## WHAT THE TASK ASKS
Every line must be returned precisely as it is written.

## DATA SHOWN

--------------------

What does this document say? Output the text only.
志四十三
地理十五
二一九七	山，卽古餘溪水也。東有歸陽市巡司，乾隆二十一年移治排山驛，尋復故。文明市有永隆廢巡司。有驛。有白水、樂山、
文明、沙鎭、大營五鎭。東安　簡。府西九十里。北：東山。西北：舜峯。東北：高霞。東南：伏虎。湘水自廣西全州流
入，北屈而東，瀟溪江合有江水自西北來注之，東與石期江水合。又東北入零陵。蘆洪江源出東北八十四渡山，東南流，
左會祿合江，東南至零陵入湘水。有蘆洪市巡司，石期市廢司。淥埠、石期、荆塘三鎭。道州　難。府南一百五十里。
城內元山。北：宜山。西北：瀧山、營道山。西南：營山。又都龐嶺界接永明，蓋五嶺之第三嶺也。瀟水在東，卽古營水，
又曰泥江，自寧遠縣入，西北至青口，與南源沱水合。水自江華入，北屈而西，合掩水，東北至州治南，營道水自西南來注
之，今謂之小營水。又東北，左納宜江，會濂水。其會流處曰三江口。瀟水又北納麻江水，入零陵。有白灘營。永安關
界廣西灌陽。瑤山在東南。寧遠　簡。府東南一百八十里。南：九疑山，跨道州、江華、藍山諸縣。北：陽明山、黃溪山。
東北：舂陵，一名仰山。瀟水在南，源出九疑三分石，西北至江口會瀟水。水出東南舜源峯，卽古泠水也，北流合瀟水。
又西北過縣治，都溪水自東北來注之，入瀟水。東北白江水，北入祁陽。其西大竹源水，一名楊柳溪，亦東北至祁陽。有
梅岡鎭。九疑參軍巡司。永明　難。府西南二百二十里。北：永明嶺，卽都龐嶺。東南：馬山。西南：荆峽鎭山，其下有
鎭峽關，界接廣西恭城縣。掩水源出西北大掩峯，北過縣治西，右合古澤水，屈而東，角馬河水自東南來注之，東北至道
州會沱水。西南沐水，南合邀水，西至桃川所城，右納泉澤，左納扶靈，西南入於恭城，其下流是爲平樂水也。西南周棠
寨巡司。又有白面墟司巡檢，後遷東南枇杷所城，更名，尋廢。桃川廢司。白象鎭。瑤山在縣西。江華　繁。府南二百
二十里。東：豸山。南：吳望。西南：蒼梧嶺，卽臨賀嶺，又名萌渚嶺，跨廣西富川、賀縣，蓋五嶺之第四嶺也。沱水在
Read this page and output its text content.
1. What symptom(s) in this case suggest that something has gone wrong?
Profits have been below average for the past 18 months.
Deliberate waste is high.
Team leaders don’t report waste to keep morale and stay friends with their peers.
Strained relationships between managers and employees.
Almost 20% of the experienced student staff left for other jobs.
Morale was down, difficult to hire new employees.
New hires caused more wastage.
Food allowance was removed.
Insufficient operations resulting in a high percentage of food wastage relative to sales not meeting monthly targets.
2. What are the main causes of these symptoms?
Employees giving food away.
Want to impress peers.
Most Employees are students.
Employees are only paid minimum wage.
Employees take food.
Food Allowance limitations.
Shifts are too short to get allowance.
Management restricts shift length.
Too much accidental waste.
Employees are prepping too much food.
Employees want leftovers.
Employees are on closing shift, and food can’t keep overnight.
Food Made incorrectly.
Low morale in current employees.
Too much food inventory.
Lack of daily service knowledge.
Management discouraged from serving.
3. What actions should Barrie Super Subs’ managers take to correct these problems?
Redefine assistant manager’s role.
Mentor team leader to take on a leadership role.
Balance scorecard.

--------------------

## EXPECTED ANSWER
What does this document say? Output the text only.
志四十三
地理十五
二一九七	山，卽古餘溪水也。東有歸陽市巡司，乾隆二十一年移治排山驛，尋復故。文明市有永隆廢巡司。有驛。有白水、樂山、
文明、沙鎭、大營五鎭。東安　簡。府西九十里。北：東山。西北：舜峯。東北：高霞。東南：伏虎。湘水自廣西全州流
入，北屈而東，瀟溪江合有江水自西北來注之，東與石期江水合。又東北入零陵。蘆洪江源出東北八十四渡山，東南流，
左會祿合江，東南至零陵入湘水。有蘆洪市巡司，石期市廢司。淥埠、石期、荆塘三鎭。道州　難。府南一百五十里。
城內元山。北：宜山。西北：瀧山、營道山。西南：營山。又都龐嶺界接永明，蓋五嶺之第三嶺也。瀟水在東，卽古營水，
又曰泥江，自寧遠縣入，西北至青口，與南源沱水合。水自江華入，北屈而西，合掩水，東北至州治南，營道水自西南來注
之，今謂之小營水。又東北，左納宜江，會濂水。其會流處曰三江口。瀟水又北納麻江水，入零陵。有白灘營。永安關
界廣西灌陽。瑤山在東南。寧遠　簡。府東南一百八十里。南：九疑山，跨道州、江華、藍山諸縣。北：陽明山、黃溪山。
東北：舂陵，一名仰山。瀟水在南，源出九疑三分石，西北至江口會瀟水。水出東南舜源峯，卽古泠水也，北流合瀟水。
又西北過縣治，都溪水自東北來注之，入瀟水。東北白江水，北入祁陽。其西大竹源水，一名楊柳溪，亦東北至祁陽。有
梅岡鎭。九疑參軍巡司。永明　難。府西南二百二十里。北：永明嶺，卽都龐嶺。東南：馬山。西南：荆峽鎭山，其下有
鎭峽關，界接廣西恭城縣。掩水源出西北大掩峯，北過縣治西，右合古澤水，屈而東，角馬河水自東南來注之，東北至道
州會沱水。西南沐水，南合邀水，西至桃川所城，右納泉澤，左納扶靈，西南入於恭城，其下流是爲平樂水也。西南周棠
寨巡司。又有白面墟司巡檢，後遷東南枇杷所城，更名，尋廢。桃川廢司。白象鎭。瑤山在縣西。江華　繁。府南二百
二十里。東：豸山。南：吳望。西南：蒼梧嶺，卽臨賀嶺，又名萌渚嶺，跨廣西富川、賀縣，蓋五嶺之第四嶺也。沱水在
Read this page and output its text content.
1. What symptom(s) in this case suggest that something has gone wrong?
Profits have been below average for the past 18 months.
Deliberate waste is high.
Team leaders don’t report waste to keep morale and stay friends with their peers.
Strained relationships between managers and employees.
Almost 20% of the experienced student staff left for other jobs.
Morale was down, difficult to hire new employees.
New hires caused more wastage.
Food allowance was removed.
Insufficient operations resulting in a high percentage of food wastage relative to sales not meeting monthly targets.
2. What are the main causes of these symptoms?
Employees giving food away.
Want to impress peers.
Most Employees are students.
Employees are only paid minimum wage.
Employees take food.
Food Allowance limitations.
Shifts are too short to get allowance.
Management restricts shift length.
Too much accidental waste.
Employees are prepping too much food.
Employees want leftovers.
Employees are on closing shift, and food can’t keep overnight.
Food Made incorrectly.
Low morale in current employees.
Too much food inventory.
Lack of daily service knowledge.
Management discouraged from serving.
3. What actions should Barrie Super Subs’ managers take to correct these problems?
Redefine assistant manager’s role.
Mentor team leader to take on a leadership role.
Balance scorecard.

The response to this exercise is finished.